— Begin —
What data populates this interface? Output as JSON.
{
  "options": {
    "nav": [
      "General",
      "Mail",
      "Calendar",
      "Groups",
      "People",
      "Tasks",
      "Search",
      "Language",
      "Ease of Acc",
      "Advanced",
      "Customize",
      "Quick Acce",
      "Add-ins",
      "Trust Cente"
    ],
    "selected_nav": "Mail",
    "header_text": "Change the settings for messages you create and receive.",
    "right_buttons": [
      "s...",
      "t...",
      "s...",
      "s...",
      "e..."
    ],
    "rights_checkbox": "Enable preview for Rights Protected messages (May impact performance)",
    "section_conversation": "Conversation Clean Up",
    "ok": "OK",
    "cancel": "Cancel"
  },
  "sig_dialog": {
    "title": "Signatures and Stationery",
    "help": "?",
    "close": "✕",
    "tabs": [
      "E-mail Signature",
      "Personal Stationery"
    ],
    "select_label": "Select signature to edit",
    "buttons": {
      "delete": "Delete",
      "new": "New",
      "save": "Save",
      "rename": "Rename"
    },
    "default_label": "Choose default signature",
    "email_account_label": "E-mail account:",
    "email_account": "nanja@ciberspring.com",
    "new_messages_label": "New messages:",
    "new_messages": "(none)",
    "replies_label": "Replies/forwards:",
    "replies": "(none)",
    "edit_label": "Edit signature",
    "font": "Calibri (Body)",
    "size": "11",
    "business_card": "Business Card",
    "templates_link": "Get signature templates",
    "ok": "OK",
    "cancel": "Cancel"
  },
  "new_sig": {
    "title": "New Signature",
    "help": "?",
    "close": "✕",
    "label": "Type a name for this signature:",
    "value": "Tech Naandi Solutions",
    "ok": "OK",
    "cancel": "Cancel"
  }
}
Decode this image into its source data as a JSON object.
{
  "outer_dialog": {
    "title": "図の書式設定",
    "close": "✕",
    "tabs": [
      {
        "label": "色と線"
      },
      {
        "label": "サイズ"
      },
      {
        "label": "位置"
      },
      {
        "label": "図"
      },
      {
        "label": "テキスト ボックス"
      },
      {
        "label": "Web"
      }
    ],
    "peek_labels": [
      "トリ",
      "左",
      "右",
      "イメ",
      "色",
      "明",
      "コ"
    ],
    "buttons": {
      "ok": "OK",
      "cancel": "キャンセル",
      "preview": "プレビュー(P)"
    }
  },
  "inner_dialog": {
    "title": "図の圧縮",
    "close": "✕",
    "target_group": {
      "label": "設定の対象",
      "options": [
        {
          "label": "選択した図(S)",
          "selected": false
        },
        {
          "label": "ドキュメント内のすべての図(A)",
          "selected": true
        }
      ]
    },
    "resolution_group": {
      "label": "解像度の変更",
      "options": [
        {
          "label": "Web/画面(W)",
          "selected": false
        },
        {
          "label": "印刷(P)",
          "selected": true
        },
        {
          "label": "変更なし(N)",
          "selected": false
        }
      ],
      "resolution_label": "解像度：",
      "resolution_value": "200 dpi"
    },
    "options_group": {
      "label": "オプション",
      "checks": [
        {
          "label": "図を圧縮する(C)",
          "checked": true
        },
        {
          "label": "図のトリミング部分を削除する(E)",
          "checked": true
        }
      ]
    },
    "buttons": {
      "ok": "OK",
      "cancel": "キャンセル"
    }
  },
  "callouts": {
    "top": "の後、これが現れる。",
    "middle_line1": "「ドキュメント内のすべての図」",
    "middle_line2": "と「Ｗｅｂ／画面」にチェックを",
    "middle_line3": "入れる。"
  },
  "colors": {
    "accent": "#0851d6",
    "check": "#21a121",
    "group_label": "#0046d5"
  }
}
— End —
Pull out every line above that holds the word "preview".

# Exercise response
    "rights_checkbox": "Enable preview for Rights Protected messages (May impact performance)",
      "preview": "プレビュー(P)"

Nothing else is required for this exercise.